#### [Material for this task]
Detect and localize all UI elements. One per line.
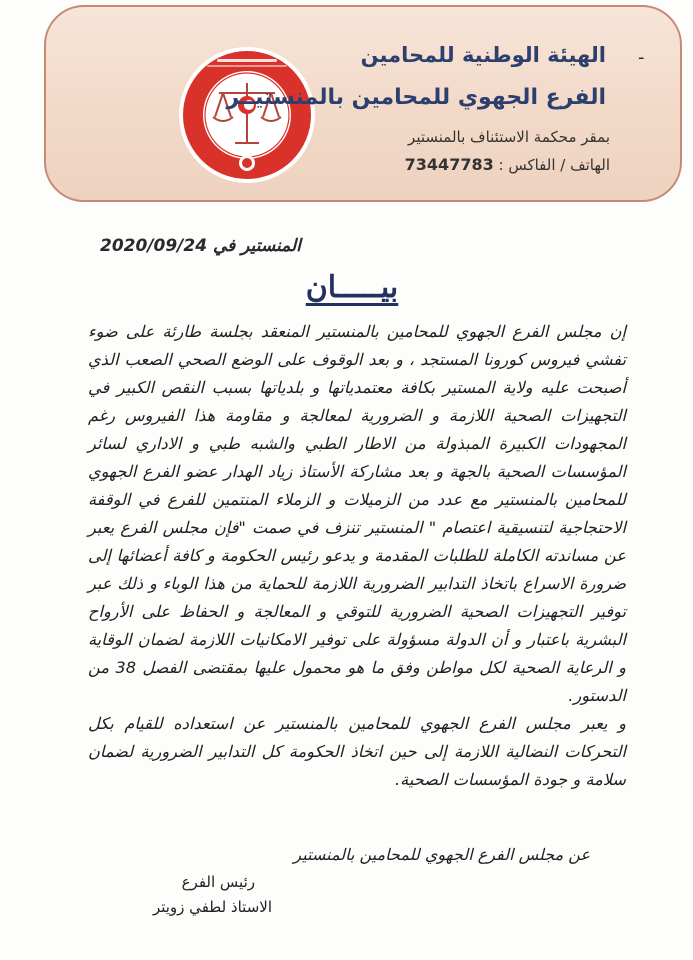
statement-paragraph-1: إن مجلس الفرع الجهوي للمحامين بالمنستير المنعقد بجلسة طارئة على ضوء تفشي فيروس كورونا المستجد ، و بعد الوقوف على الوضع الصحي الصعب الذي أصبحت عليه ولاية المستير بكافة معتمدياتها و بلدياتها بسبب النقص الكبير في التجهيزات الصحية اللازمة و الضرورية لمعالجة و مقاومة هذا الفيروس رغم المجهودات الكبيرة المبذولة من الاطار الطبي والشبه طبي و الاداري لسائر المؤسسات الصحية بالجهة و بعد مشاركة الأستاذ زياد الهدار عضو الفرع الجهوي للمحامين بالمنستير مع عدد من الزميلات و الزملاء المنتمين للفرع في الوقفة الاحتجاجية لتنسيقية اعتصام " المنستير تنزف في صمت "فإن مجلس الفرع يعبر عن مساندته الكاملة للطلبات المقدمة و يدعو رئيس الحكومة و كافة أعضائها إلى ضرورة الاسراع باتخاذ التدابير الضرورية اللازمة للحماية من هذا الوباء و ذلك عبر توفير التجهيزات الصحية الضرورية للتوقي و المعالجة و الحفاظ على الأرواح البشرية باعتبار و أن الدولة مسؤولة على توفير الامكانيات اللازمة لضمان الوقاية و الرعاية الصحية لكل مواطن وفق ما هو محمول عليها بمقتضى الفصل 38 من الدستور. — [88, 322, 626, 705]
bar-association-seal-icon — [177, 45, 317, 185]
branch-address: بمقر محكمة الاستئناف بالمنستير — [408, 128, 610, 146]
document-title: بيـــــان — [305, 270, 399, 305]
header-dash: - — [638, 47, 645, 68]
branch-name: الفرع الجهوي للمحامين بالمنستيــر — [226, 85, 606, 110]
statement-paragraph-2: و يعبر مجلس الفرع الجهوي للمحامين بالمنستير عن استعداده للقيام بكل التحركات النضالية اللازمة إلى حين اتخاذ الحكومة كل التدابير الضرورية لضمان سلامة و جودة المؤسسات الصحية. — [88, 714, 626, 789]
branch-phone — [405, 155, 610, 174]
phone-number: 73447783 — [404, 155, 494, 174]
signature-council: عن مجلس الفرع الجهوي للمحامين بالمنستير — [293, 845, 590, 864]
signature-name: الاستاذ لطفي زويتر — [152, 898, 272, 916]
org-name: الهيئة الوطنية للمحامين — [360, 43, 606, 67]
phone-label: الهاتف / الفاكس : — [498, 156, 610, 174]
signature-title: رئيس الفرع — [181, 873, 255, 891]
letterhead — [44, 5, 682, 202]
statement-body — [88, 318, 626, 794]
document-date: المنستير في 2020/09/24 — [100, 236, 301, 256]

#### [Task prompt]
Copy out each line of the rows above that contains the string "title".

#### [Finished task]
document-title: بيـــــان — [305, 270, 399, 305]
signature-title: رئيس الفرع — [181, 873, 255, 891]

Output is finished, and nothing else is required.